**Your instructions**
Identify the lines that contain the string "name", then copy each of them.

**Records for the task**
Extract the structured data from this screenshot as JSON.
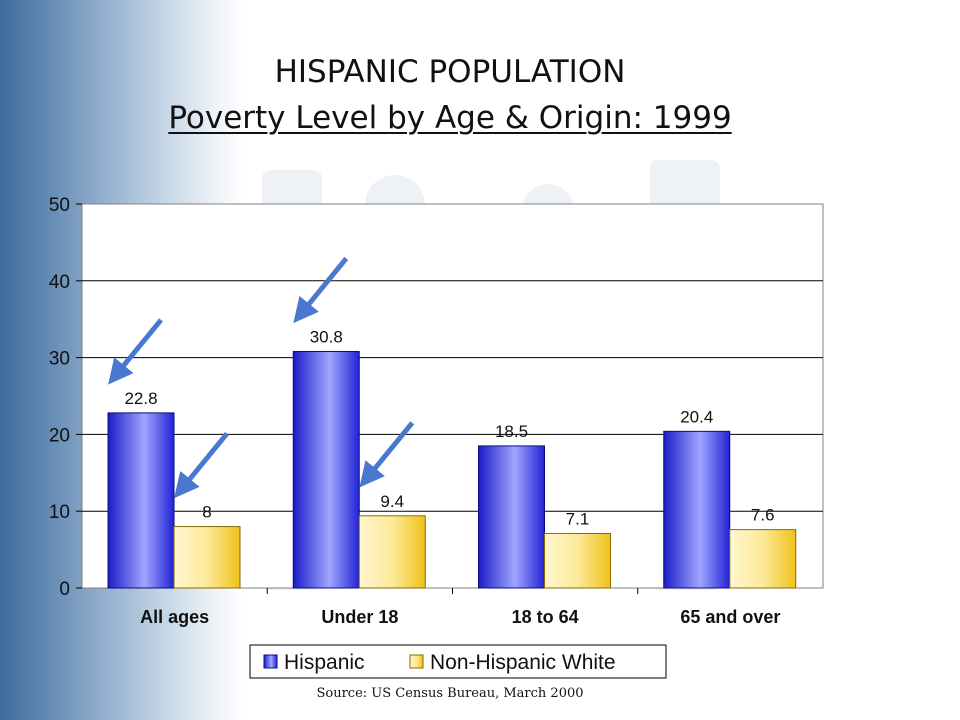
{
  "slide": {
    "title": "HISPANIC POPULATION",
    "subtitle": "Poverty Level by Age & Origin: 1999",
    "source": "Source: US Census Bureau, March 2000"
  },
  "colors": {
    "hispanic": "#3a3ae6",
    "non_hispanic_white": "#f5d45a",
    "arrow": "#4a78cf",
    "background_band": "#3f6b9c"
  },
  "chart_data": {
    "type": "bar",
    "categories": [
      "All ages",
      "Under 18",
      "18 to 64",
      "65 and over"
    ],
    "series": [
      {
        "name": "Hispanic",
        "values": [
          22.8,
          30.8,
          18.5,
          20.4
        ],
        "labels": [
          "22.8",
          "30.8",
          "18.5",
          "20.4"
        ]
      },
      {
        "name": "Non-Hispanic White",
        "values": [
          8,
          9.4,
          7.1,
          7.6
        ],
        "labels": [
          "8",
          "9.4",
          "7.1",
          "7.6"
        ]
      }
    ],
    "ylim": [
      0,
      50
    ],
    "yticks": [
      0,
      10,
      20,
      30,
      40,
      50
    ],
    "grid": true,
    "legend_position": "bottom",
    "xlabel": "",
    "ylabel": "",
    "annotations": [
      {
        "type": "arrow",
        "category": "All ages",
        "series": "Hispanic"
      },
      {
        "type": "arrow",
        "category": "All ages",
        "series": "Non-Hispanic White"
      },
      {
        "type": "arrow",
        "category": "Under 18",
        "series": "Hispanic"
      },
      {
        "type": "arrow",
        "category": "Under 18",
        "series": "Non-Hispanic White"
      }
    ]
  }
}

**Complete output**
        "name": "Hispanic",
        "name": "Non-Hispanic White",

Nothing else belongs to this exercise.